List every line below containing "original".
:: Data supplied
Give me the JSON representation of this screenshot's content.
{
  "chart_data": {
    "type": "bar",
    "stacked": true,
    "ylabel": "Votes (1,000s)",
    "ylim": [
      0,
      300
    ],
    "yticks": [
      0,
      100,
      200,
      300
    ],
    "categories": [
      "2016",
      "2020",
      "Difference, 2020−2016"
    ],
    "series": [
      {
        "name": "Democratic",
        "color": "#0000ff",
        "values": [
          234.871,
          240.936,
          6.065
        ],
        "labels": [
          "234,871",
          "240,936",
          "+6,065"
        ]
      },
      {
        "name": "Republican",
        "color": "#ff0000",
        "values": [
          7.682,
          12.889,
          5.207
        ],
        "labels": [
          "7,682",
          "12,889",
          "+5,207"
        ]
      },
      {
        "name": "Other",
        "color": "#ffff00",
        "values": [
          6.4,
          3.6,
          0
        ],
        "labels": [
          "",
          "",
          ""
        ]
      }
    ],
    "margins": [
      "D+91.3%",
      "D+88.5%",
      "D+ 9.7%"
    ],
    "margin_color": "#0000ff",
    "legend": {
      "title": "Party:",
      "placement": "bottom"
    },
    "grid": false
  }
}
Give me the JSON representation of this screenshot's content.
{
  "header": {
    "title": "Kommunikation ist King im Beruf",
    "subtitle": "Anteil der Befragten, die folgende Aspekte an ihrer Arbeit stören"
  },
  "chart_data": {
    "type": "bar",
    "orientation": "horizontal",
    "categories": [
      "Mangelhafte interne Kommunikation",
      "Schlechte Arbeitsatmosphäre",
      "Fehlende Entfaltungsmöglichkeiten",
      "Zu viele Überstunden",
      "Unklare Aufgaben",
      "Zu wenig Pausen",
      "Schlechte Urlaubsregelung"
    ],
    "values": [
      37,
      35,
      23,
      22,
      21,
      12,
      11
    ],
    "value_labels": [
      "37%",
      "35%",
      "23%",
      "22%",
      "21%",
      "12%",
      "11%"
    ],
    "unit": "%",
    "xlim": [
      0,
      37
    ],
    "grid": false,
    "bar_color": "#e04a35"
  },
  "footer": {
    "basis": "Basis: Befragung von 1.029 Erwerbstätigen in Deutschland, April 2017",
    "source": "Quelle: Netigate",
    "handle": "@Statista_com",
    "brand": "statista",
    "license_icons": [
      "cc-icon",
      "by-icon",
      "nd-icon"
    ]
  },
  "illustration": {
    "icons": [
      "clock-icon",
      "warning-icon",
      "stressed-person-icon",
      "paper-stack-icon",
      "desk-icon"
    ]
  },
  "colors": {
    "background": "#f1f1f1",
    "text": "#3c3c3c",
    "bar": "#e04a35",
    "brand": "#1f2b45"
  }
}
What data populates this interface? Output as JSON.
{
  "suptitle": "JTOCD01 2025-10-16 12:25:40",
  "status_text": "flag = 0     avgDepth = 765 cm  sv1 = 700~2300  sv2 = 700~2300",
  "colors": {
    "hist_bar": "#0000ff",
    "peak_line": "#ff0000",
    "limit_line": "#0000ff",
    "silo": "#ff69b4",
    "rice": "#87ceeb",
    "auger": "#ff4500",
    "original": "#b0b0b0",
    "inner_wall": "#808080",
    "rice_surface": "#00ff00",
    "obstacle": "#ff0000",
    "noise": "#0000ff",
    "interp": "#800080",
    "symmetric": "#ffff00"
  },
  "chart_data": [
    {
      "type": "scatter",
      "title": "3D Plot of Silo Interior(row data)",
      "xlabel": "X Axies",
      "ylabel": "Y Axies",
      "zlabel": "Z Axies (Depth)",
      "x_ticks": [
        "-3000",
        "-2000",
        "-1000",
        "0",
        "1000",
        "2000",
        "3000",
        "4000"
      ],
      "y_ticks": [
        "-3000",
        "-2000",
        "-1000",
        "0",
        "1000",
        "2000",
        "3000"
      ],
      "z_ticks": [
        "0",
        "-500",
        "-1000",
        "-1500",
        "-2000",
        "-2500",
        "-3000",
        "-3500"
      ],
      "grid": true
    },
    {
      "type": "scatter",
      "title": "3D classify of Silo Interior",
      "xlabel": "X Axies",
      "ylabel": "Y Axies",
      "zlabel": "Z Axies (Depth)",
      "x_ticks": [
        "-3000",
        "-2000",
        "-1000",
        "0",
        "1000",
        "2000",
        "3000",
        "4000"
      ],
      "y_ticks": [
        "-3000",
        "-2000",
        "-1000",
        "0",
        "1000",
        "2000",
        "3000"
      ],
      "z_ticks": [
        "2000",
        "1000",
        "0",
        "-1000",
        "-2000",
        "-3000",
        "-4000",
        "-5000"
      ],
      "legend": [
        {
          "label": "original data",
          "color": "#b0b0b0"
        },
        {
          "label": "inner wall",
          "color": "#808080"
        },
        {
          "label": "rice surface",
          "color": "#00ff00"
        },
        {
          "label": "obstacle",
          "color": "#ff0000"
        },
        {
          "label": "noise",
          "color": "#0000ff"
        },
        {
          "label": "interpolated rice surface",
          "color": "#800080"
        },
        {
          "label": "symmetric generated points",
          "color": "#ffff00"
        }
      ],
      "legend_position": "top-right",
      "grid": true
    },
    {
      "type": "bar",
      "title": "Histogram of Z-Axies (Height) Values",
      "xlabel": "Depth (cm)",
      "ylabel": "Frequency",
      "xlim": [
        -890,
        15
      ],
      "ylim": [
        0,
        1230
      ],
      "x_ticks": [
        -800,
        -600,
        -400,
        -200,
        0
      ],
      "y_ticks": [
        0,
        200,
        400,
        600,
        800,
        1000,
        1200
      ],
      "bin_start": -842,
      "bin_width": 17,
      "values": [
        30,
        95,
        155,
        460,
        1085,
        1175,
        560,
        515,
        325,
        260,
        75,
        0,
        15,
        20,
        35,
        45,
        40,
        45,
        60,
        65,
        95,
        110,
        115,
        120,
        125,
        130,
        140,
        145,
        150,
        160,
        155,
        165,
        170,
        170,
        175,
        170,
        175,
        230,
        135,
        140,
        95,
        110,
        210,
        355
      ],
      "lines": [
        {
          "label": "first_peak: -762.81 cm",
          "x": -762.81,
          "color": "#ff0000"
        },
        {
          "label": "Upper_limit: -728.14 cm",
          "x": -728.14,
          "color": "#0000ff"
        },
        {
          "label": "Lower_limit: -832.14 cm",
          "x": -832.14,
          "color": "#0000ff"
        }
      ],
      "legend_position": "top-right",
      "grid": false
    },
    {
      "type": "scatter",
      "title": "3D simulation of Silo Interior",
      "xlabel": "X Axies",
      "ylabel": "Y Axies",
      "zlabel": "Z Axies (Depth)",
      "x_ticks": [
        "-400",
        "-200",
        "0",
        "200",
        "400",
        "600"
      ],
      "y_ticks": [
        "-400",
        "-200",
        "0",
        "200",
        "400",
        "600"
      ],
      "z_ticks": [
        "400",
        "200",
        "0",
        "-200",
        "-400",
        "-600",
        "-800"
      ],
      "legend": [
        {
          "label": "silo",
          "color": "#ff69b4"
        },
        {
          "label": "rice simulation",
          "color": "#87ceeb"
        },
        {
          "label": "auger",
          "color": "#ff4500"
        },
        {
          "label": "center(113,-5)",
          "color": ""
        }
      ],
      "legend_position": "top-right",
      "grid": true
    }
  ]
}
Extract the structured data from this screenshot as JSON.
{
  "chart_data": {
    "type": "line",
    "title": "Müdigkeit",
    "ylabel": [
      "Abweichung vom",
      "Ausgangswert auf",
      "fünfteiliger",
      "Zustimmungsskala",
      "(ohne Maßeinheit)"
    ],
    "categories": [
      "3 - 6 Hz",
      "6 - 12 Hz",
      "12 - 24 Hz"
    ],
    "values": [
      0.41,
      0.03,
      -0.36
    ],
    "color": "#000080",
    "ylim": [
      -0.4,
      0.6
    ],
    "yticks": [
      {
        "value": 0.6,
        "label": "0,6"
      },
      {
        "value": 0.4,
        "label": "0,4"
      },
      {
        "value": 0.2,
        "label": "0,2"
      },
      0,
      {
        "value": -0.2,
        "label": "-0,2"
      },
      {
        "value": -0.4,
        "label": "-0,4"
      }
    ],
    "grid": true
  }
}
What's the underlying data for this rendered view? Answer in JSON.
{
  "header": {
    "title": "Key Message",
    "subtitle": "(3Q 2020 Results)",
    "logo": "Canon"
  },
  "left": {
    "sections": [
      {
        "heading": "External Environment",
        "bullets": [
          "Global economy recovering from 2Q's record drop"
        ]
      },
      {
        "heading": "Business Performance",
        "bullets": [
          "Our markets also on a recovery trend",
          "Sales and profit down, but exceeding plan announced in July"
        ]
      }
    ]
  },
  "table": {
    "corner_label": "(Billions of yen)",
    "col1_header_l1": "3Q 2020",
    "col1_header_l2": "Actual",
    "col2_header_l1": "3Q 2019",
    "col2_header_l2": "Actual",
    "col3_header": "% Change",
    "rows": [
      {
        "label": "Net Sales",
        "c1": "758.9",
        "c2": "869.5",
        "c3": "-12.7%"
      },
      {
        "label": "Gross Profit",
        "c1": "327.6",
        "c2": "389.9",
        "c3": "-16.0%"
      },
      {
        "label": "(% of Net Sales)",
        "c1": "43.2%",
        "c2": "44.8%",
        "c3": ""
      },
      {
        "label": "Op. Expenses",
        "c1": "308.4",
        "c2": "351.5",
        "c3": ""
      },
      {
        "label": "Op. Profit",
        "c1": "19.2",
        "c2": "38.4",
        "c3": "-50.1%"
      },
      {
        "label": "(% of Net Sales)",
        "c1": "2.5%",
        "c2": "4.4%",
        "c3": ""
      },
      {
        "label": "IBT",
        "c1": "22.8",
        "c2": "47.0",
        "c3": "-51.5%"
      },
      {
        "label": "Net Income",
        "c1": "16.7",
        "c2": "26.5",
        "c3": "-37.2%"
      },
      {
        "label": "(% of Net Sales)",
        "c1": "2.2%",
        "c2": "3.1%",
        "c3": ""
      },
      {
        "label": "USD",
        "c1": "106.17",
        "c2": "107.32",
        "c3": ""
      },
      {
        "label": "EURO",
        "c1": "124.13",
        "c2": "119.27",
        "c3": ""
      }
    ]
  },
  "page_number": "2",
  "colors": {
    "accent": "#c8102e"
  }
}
::::
■ Written response:
    "original": "#b0b0b0",
          "label": "original data",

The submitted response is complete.